GOAL: Look through the material below. Copy each line that contains the string "Bust".

### EXERCISE MATERIAL

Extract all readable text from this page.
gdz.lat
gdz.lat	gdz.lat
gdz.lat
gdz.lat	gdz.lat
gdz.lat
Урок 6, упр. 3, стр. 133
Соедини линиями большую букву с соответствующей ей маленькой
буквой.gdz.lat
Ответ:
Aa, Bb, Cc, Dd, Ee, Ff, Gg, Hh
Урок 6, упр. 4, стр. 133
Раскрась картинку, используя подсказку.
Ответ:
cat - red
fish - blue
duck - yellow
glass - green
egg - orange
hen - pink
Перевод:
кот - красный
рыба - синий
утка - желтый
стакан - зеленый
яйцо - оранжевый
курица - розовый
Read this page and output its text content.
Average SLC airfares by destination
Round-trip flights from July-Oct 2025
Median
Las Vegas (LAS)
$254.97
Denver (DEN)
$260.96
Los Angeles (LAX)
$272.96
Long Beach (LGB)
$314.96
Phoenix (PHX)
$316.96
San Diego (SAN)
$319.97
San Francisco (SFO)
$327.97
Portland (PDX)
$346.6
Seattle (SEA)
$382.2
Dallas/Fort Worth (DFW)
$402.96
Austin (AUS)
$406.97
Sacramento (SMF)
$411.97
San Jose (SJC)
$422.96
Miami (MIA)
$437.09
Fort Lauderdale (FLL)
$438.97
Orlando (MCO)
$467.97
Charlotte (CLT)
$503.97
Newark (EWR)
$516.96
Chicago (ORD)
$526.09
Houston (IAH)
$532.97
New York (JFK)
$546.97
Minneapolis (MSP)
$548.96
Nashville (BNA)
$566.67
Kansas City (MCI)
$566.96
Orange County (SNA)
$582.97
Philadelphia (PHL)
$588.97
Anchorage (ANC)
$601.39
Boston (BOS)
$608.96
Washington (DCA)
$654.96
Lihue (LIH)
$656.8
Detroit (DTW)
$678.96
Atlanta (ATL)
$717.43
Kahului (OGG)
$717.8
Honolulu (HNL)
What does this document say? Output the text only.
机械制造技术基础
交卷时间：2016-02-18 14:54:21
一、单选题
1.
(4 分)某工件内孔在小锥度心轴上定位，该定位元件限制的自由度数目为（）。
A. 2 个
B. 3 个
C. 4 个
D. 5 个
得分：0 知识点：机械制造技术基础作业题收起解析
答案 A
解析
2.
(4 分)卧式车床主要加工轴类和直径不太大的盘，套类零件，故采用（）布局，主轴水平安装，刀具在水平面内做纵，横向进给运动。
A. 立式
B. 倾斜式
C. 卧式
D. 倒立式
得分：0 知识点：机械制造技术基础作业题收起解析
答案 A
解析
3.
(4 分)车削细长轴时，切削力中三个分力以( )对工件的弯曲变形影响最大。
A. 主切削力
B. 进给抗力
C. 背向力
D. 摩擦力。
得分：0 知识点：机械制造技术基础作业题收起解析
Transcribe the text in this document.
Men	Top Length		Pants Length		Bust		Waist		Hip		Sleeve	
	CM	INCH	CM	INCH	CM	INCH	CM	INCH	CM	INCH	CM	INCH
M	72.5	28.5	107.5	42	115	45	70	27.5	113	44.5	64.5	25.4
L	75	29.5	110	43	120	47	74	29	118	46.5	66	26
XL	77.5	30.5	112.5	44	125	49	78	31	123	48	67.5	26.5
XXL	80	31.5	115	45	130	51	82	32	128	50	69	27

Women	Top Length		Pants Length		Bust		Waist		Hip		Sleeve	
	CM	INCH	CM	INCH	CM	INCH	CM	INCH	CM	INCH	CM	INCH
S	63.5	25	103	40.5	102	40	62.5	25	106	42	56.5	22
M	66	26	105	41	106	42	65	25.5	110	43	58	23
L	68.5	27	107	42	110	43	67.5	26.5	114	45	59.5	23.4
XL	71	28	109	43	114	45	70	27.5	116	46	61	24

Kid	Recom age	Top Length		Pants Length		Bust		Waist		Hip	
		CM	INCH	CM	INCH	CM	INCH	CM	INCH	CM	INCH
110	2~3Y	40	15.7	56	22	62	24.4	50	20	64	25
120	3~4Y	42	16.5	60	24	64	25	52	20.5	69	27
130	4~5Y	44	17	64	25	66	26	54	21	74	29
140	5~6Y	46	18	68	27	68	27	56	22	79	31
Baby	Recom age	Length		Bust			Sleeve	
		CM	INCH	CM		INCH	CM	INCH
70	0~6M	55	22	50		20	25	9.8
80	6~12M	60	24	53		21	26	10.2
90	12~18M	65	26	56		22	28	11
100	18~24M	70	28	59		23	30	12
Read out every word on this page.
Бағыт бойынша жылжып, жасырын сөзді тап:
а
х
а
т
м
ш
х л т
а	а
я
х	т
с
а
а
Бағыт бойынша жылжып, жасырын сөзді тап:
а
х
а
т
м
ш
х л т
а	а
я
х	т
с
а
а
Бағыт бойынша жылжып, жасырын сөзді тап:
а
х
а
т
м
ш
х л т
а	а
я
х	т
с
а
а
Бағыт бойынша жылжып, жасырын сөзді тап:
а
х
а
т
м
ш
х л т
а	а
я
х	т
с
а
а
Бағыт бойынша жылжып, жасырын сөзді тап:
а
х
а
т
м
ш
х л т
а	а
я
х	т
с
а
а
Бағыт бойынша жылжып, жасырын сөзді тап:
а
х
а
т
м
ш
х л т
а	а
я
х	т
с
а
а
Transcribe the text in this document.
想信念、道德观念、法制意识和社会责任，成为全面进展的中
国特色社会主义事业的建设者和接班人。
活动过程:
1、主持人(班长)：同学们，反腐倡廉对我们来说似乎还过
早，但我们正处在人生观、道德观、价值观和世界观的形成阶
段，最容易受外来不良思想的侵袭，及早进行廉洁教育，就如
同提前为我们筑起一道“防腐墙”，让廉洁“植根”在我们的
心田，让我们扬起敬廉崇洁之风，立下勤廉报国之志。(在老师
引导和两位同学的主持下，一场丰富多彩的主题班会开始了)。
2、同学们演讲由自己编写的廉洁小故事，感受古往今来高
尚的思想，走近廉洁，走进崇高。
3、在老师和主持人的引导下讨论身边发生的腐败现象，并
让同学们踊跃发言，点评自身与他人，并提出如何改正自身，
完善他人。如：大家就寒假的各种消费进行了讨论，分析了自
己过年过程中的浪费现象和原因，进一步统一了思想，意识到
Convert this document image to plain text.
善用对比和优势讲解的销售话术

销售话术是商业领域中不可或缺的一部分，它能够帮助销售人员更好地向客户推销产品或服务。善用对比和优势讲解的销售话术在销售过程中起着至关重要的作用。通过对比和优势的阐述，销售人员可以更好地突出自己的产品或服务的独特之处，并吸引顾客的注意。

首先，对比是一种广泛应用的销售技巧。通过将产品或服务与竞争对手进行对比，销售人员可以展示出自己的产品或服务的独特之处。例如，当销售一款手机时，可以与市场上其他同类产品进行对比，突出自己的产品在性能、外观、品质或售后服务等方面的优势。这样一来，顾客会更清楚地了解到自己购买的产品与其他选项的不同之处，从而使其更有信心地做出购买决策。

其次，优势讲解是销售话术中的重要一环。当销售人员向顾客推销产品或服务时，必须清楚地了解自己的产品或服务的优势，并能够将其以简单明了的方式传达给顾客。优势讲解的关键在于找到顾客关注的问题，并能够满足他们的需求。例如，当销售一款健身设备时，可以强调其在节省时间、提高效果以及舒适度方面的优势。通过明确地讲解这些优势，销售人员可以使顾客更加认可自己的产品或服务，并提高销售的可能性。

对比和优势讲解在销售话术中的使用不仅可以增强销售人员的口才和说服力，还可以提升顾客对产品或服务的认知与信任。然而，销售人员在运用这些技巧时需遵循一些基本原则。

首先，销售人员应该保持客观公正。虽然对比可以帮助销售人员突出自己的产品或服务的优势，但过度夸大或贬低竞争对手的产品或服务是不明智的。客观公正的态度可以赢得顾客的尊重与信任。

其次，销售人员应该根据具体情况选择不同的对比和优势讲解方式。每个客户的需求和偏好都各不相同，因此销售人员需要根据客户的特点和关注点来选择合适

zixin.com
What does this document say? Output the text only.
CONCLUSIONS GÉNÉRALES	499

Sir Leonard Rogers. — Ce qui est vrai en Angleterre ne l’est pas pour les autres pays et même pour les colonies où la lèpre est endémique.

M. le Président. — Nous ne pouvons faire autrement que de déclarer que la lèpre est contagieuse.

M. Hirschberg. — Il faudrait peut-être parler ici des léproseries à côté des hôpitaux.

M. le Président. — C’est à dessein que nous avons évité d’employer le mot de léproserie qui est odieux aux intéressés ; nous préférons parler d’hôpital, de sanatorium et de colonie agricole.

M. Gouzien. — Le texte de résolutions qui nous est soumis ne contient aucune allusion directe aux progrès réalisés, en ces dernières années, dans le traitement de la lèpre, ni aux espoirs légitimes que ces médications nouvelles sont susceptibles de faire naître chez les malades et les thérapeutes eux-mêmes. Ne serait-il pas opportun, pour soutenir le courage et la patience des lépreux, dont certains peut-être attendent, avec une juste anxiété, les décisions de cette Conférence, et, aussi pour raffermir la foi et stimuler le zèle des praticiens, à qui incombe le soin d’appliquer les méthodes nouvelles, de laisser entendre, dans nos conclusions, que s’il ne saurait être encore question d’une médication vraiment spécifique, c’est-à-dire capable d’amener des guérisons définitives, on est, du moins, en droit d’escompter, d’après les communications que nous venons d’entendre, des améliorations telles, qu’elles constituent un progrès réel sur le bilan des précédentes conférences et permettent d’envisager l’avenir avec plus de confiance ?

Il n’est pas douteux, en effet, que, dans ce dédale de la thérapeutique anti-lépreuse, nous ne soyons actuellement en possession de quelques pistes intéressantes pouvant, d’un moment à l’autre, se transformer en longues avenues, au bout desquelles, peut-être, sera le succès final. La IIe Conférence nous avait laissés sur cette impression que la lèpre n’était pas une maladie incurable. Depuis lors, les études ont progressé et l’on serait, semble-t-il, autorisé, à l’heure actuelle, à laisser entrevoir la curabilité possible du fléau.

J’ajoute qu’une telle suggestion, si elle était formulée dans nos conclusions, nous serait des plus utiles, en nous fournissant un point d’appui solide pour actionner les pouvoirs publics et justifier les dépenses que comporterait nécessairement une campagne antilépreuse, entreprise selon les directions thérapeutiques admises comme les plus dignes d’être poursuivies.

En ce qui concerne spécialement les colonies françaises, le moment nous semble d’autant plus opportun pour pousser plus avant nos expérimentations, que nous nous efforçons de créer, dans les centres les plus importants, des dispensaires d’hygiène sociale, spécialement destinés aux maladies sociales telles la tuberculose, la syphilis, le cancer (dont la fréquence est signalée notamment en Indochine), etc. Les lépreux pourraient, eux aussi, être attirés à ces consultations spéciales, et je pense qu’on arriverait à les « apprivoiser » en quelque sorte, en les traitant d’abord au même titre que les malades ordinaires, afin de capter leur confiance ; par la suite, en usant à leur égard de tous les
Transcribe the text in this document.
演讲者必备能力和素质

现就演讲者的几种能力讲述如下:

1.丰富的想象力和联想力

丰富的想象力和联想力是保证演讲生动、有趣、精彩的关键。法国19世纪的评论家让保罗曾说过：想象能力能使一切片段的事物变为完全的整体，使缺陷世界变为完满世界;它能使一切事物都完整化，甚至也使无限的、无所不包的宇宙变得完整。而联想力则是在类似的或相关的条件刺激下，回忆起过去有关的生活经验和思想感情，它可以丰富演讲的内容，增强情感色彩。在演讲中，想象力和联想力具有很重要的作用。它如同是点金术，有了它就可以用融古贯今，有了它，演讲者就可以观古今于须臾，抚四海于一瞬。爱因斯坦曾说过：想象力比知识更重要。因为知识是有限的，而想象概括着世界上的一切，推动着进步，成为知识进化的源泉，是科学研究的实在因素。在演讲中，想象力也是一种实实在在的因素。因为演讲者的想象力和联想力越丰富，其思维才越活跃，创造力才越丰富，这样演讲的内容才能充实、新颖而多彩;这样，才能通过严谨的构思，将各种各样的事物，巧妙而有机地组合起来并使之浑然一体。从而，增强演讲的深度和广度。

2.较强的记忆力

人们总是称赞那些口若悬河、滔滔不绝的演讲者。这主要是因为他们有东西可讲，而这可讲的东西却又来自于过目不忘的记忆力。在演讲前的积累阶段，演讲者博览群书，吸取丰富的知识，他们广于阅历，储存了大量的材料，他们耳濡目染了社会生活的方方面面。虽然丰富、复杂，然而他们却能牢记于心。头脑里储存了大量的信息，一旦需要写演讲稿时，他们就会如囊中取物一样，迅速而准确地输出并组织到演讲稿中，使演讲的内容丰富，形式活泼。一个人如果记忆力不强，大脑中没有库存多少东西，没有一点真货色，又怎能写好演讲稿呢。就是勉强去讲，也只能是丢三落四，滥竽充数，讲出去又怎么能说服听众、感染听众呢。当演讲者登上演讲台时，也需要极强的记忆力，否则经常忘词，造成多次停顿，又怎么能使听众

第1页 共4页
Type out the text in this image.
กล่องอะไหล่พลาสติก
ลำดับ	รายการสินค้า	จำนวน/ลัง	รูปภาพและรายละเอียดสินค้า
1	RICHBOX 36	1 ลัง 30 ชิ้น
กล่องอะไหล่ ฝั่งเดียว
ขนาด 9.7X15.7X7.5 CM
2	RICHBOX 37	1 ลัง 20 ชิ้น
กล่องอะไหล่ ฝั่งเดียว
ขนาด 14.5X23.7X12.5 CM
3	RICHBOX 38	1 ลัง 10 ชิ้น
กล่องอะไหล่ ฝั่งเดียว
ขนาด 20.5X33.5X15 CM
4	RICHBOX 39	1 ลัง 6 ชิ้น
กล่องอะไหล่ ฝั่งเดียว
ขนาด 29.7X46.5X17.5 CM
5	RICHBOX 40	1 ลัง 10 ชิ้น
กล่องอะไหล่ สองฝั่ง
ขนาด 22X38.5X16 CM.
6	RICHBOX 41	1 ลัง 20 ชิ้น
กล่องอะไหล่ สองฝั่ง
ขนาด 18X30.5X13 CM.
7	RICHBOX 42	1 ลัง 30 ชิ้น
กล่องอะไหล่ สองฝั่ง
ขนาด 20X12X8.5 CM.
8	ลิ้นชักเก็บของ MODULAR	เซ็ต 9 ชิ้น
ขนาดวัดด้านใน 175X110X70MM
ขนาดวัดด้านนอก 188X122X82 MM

######

EXERCISE RESPONSE:
Men	Top Length		Pants Length		Bust		Waist		Hip		Sleeve	
Women	Top Length		Pants Length		Bust		Waist		Hip		Sleeve	
Kid	Recom age	Top Length		Pants Length		Bust		Waist		Hip	
Baby	Recom age	Length		Bust			Sleeve	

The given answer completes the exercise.